Work required:
Identify all lines of the data containing the string "full" and copy them.

Records shown:
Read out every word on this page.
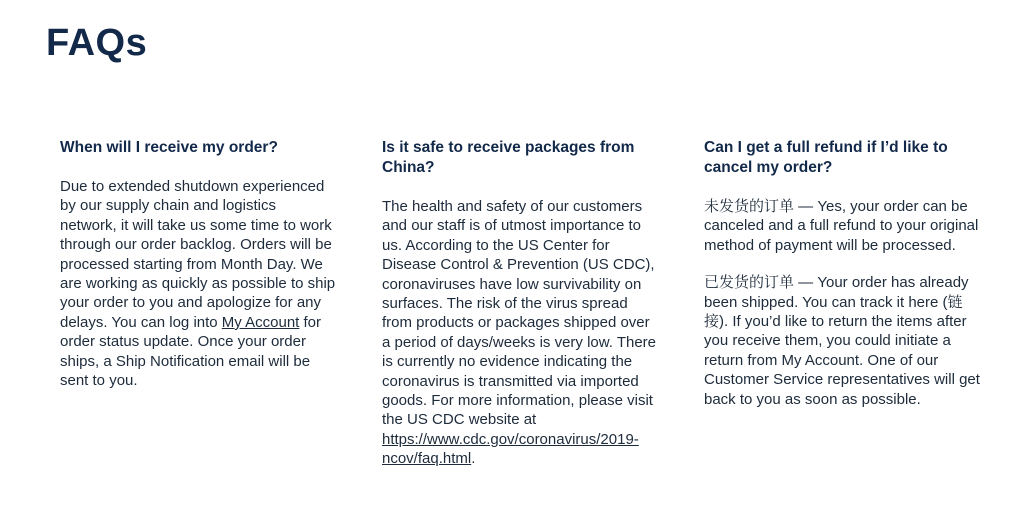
FAQs
When will I receive my order?

Due to extended shutdown experienced by our supply chain and logistics network, it will take us some time to work through our order backlog. Orders will be processed starting from Month Day. We are working as quickly as possible to ship your order to you and apologize for any delays. You can log into My Account for order status update. Once your order ships, a Ship Notification email will be sent to you.

Is it safe to receive packages from China?

The health and safety of our customers and our staff is of utmost importance to us. According to the US Center for Disease Control & Prevention (US CDC), coronaviruses have low survivability on surfaces. The risk of the virus spread from products or packages shipped over a period of days/weeks is very low. There is currently no evidence indicating the coronavirus is transmitted via imported goods. For more information, please visit the US CDC website at https://www.cdc.gov/coronavirus/2019-ncov/faq.html.

Can I get a full refund if I’d like to cancel my order?

未发货的订单 — Yes, your order can be canceled and a full refund to your original method of payment will be processed.

已发货的订单 — Your order has already been shipped. You can track it here (链接). If you’d like to return the items after you receive them, you could initiate a return from My Account. One of our Customer Service representatives will get back to you as soon as possible.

Response to the exercise:
Can I get a full refund if I’d like to cancel my order?
未发货的订单 — Yes, your order can be canceled and a full refund to your original method of payment will be processed.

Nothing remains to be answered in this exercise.